▶ _What is being asked_:
Filter the records below down to lines containing "Retail".

▶ _Items listed in a dataset_:

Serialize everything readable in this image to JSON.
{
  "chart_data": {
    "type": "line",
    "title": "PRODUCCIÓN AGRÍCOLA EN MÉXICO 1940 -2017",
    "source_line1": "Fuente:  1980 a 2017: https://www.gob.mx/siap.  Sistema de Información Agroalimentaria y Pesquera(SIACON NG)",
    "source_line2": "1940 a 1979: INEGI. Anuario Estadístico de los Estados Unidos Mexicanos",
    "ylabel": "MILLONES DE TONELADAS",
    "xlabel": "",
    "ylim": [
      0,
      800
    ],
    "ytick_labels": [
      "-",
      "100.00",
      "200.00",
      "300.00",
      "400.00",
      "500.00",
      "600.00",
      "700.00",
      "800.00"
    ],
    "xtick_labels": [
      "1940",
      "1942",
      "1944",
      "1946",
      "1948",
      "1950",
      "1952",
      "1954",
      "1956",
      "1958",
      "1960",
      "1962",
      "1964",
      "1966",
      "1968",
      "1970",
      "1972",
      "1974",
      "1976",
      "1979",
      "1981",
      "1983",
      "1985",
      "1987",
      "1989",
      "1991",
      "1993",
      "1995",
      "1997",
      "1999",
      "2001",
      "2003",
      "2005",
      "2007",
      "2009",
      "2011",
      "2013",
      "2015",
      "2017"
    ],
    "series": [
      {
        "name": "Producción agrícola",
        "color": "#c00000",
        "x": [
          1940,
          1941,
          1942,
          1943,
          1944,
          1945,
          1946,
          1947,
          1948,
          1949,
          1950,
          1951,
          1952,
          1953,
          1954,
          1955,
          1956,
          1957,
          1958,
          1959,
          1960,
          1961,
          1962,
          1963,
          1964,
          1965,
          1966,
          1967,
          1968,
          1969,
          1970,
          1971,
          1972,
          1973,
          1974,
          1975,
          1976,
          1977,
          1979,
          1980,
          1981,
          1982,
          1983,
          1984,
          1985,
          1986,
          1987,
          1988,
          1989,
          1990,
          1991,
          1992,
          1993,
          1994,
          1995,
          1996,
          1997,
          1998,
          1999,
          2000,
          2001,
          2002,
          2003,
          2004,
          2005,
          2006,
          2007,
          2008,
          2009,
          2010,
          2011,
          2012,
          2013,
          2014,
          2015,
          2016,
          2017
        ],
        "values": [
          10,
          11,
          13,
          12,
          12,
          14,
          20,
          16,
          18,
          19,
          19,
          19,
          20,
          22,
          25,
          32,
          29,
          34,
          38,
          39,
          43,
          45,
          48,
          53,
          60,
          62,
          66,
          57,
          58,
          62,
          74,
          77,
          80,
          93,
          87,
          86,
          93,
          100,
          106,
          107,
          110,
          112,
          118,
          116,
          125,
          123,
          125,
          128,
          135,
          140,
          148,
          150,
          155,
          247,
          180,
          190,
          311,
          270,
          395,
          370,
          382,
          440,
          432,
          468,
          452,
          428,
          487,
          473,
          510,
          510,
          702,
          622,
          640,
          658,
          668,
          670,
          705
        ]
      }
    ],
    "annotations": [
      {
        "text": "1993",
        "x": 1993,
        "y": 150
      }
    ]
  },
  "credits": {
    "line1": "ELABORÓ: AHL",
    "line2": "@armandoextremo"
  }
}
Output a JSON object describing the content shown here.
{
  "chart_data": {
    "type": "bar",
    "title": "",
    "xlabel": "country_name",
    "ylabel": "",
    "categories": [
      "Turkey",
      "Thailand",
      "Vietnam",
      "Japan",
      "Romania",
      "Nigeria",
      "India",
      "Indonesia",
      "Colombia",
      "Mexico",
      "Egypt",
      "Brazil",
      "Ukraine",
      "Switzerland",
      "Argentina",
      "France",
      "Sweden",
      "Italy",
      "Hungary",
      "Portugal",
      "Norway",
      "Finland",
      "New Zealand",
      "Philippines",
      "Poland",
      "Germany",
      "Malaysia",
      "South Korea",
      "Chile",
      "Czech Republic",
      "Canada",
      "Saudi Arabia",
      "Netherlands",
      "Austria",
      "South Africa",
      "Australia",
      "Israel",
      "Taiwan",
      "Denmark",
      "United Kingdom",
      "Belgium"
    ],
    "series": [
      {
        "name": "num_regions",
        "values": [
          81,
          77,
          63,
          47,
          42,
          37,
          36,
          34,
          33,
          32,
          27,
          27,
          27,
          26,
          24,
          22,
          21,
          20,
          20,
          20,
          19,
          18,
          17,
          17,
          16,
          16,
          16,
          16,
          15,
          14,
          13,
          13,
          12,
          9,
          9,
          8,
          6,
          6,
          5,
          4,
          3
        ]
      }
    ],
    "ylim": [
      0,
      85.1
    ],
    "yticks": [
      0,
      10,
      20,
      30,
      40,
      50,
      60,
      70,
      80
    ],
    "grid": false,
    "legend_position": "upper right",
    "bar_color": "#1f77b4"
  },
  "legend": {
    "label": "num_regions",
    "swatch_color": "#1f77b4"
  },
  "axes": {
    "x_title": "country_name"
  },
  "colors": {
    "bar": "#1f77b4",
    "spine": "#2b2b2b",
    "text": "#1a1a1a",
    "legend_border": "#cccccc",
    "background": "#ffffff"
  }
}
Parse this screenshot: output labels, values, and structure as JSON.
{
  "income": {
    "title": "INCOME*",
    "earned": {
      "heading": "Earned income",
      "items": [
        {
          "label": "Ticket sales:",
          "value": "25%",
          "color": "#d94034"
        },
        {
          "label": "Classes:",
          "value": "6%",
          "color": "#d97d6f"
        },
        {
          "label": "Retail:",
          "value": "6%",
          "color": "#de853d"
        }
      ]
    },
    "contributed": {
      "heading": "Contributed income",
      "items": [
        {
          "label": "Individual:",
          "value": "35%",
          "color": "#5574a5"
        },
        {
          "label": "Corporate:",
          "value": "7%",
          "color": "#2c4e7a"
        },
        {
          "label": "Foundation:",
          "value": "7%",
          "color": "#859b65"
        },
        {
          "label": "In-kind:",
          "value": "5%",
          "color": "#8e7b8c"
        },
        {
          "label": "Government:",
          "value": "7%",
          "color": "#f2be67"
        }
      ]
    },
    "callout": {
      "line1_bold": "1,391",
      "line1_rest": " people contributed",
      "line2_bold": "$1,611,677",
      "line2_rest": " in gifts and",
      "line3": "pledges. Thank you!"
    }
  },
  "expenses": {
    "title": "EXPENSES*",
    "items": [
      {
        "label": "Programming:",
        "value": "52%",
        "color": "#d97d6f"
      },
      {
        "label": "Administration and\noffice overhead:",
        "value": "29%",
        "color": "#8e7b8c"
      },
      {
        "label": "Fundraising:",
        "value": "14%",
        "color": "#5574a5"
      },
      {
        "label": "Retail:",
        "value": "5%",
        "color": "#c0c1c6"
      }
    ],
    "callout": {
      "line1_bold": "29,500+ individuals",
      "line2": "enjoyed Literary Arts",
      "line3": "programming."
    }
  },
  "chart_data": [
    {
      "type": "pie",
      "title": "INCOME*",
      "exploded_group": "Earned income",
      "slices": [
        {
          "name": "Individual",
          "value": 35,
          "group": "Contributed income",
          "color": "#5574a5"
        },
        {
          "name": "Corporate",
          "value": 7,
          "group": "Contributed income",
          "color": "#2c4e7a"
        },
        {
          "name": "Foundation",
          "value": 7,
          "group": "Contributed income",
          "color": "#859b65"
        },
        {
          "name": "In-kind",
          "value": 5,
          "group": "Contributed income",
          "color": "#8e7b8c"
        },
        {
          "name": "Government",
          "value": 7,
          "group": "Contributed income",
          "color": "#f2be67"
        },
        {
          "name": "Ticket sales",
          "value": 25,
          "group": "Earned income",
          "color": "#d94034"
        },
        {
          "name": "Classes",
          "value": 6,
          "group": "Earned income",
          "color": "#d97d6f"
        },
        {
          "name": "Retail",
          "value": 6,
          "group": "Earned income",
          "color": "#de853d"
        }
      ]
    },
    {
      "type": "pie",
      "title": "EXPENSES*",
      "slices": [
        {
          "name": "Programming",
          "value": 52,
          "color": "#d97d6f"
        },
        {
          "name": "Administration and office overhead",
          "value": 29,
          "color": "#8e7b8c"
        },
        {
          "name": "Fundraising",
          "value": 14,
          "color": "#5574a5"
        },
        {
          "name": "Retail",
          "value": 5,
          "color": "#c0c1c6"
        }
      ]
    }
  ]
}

▶ _Answer below_:
          "label": "Retail:",
        "label": "Retail:",
          "name": "Retail",
          "name": "Retail",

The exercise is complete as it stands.